* Records for this exercise
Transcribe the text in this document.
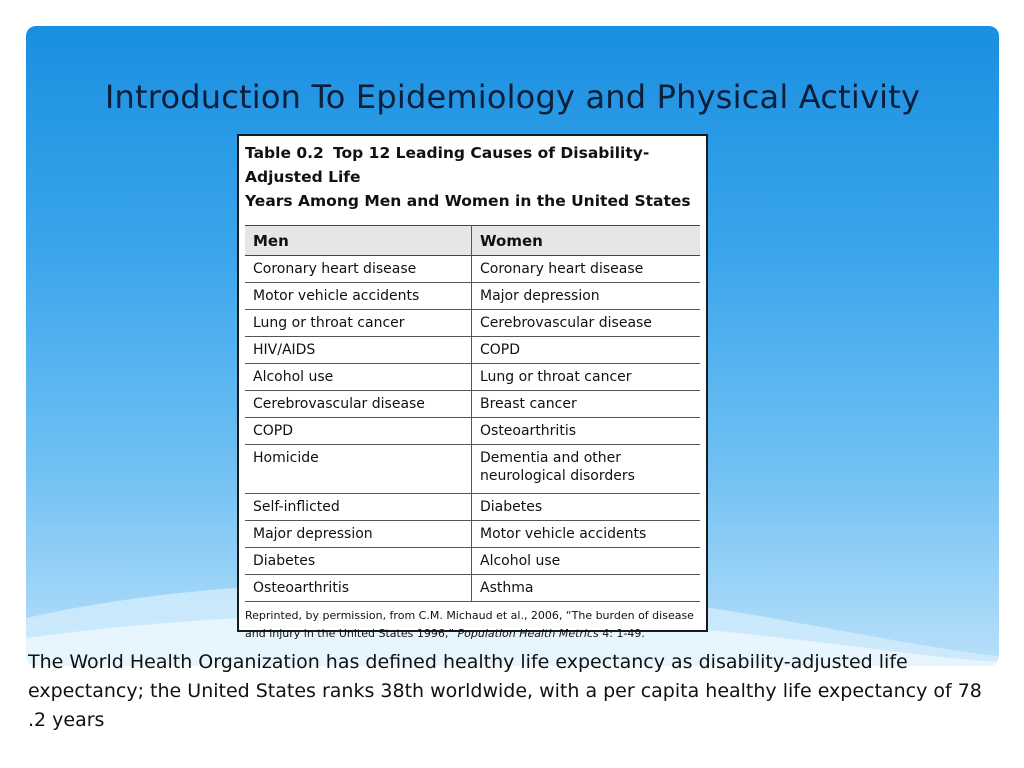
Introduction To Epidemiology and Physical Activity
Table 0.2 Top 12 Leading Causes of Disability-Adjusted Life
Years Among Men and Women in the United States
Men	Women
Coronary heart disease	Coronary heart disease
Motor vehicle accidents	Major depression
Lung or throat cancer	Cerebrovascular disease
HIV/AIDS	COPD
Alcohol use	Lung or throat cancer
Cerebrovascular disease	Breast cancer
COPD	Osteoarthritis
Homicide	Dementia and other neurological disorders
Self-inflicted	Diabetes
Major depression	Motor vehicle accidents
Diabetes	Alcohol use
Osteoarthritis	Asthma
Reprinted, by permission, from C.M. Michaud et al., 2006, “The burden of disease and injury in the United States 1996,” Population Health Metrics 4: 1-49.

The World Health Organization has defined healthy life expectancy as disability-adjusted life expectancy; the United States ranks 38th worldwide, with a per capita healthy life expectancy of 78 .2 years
* * *
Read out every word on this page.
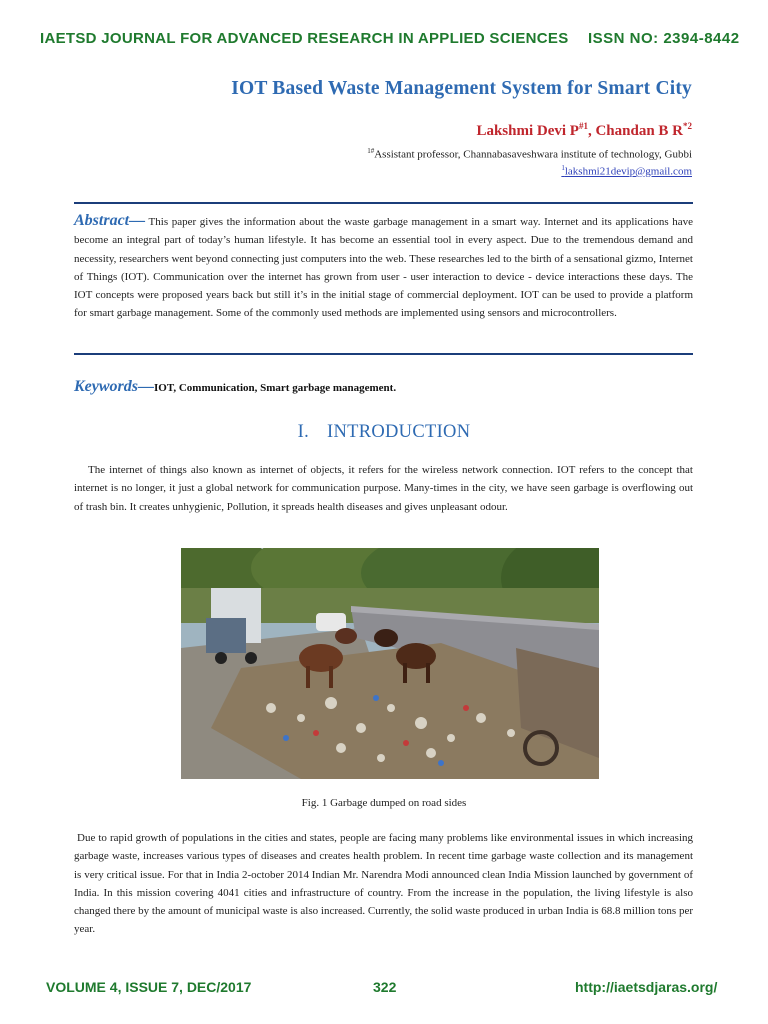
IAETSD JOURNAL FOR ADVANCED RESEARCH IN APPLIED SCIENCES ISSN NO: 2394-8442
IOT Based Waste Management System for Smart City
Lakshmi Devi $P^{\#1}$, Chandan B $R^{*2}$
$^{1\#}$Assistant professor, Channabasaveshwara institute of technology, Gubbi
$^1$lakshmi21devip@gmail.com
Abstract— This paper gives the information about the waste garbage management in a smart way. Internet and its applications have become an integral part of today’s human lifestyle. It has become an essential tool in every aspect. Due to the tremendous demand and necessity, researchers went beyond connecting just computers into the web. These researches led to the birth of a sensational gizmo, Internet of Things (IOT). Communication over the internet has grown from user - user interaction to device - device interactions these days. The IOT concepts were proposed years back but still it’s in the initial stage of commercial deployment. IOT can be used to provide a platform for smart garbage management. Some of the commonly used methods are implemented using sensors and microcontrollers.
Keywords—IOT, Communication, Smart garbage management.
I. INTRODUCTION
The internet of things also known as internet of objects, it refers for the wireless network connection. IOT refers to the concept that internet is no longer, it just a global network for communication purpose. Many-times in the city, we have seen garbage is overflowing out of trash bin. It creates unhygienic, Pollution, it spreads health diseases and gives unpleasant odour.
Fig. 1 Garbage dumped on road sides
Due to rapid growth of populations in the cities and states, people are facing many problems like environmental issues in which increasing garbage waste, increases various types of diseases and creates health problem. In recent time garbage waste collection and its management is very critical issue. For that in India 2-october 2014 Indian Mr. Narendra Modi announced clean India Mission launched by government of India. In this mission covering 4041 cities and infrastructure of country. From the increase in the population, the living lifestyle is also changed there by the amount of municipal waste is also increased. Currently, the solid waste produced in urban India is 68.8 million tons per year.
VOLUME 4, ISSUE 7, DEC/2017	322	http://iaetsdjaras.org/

* What is required
In the entries above, find every line holding the word "Alcohol" and copy it out.

* Response
Alcohol use	Lung or throat cancer
Diabetes	Alcohol use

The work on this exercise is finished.